Figure data in JSON
○ ○ ○ ○
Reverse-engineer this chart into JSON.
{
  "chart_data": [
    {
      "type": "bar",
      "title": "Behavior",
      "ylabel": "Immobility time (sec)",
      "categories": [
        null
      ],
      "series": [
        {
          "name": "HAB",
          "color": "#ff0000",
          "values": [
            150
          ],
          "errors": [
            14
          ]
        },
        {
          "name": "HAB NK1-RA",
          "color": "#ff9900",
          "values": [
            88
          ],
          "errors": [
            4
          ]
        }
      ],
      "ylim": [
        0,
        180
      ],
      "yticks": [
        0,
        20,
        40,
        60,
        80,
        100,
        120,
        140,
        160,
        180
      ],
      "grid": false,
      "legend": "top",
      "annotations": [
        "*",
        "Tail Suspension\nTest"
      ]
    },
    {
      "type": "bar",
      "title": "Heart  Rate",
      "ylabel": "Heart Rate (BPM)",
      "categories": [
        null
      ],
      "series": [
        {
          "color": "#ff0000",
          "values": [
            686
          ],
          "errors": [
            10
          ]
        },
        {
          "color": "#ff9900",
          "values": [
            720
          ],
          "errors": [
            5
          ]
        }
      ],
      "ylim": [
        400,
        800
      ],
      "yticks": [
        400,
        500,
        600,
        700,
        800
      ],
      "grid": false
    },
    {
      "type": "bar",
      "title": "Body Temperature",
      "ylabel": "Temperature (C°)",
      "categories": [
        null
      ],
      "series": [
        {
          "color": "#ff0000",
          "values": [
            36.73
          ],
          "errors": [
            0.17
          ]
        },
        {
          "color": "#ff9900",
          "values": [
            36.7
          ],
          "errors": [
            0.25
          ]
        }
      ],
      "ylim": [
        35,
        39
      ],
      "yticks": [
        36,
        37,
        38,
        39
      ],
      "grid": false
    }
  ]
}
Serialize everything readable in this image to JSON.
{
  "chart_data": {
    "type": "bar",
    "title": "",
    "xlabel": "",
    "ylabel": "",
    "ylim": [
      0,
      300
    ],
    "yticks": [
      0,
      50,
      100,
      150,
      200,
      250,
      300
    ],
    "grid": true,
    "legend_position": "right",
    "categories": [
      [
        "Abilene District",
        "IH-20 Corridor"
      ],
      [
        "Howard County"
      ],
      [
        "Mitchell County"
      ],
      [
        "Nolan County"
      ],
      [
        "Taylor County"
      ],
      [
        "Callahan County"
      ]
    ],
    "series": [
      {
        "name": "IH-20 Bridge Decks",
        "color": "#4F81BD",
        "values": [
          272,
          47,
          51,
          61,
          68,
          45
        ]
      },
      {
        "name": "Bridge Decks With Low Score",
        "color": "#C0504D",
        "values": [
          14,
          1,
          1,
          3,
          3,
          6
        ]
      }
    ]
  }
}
○ ○ ○ ○
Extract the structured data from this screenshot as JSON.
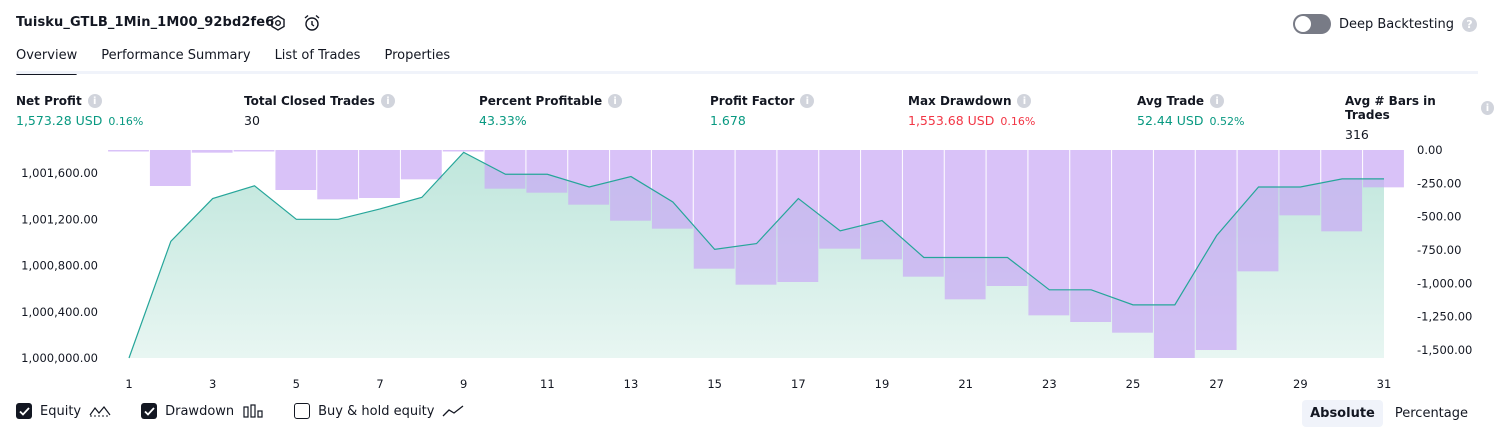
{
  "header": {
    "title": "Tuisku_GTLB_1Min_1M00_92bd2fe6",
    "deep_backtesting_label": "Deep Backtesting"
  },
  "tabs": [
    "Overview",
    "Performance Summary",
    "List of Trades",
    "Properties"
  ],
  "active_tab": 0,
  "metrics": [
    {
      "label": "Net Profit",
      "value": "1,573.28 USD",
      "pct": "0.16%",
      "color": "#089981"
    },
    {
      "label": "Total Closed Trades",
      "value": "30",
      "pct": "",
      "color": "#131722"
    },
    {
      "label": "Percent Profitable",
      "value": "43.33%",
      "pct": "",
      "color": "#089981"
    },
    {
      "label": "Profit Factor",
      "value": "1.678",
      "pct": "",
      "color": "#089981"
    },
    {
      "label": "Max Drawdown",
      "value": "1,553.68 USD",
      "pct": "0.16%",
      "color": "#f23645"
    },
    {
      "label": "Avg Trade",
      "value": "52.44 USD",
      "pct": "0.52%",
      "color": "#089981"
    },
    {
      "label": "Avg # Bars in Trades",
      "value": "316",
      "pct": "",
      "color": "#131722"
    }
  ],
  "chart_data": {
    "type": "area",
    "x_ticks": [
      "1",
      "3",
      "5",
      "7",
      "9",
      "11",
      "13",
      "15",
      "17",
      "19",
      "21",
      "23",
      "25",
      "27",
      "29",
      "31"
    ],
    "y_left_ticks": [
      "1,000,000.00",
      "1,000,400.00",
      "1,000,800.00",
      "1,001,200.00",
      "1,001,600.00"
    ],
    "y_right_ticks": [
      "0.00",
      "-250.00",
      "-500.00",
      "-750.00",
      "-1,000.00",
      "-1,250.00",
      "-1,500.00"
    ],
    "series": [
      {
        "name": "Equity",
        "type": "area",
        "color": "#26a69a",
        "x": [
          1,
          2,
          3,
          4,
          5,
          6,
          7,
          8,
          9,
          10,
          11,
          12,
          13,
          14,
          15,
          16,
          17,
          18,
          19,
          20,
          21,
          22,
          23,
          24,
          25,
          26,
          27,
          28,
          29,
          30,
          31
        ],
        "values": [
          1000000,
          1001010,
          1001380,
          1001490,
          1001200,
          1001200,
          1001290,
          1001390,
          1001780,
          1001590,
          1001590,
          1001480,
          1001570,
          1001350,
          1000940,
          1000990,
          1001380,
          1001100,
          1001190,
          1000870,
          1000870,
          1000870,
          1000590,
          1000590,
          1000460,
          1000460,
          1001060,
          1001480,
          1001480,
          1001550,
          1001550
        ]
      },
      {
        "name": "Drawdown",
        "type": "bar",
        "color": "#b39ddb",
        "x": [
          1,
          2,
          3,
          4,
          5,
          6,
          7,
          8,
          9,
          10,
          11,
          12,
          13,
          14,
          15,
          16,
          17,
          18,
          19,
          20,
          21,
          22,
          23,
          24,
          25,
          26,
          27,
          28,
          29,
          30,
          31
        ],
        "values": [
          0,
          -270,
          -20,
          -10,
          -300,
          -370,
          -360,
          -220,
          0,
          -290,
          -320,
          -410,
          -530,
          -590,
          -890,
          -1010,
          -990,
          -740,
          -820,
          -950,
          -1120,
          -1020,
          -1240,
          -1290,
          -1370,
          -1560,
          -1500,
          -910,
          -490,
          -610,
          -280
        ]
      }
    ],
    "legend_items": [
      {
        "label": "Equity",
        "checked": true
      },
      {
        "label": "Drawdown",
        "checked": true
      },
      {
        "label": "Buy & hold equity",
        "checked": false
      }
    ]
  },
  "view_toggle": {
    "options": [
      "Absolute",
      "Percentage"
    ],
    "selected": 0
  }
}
○ ○ ○ ○
| Stated exercise |
List all lines from the entries that include the word "this".

| Result of the exercise |
Reverse-engineer this chart into JSON.
Serialize everything readable in this image to JSON.
Extract the structured data from this screenshot as JSON.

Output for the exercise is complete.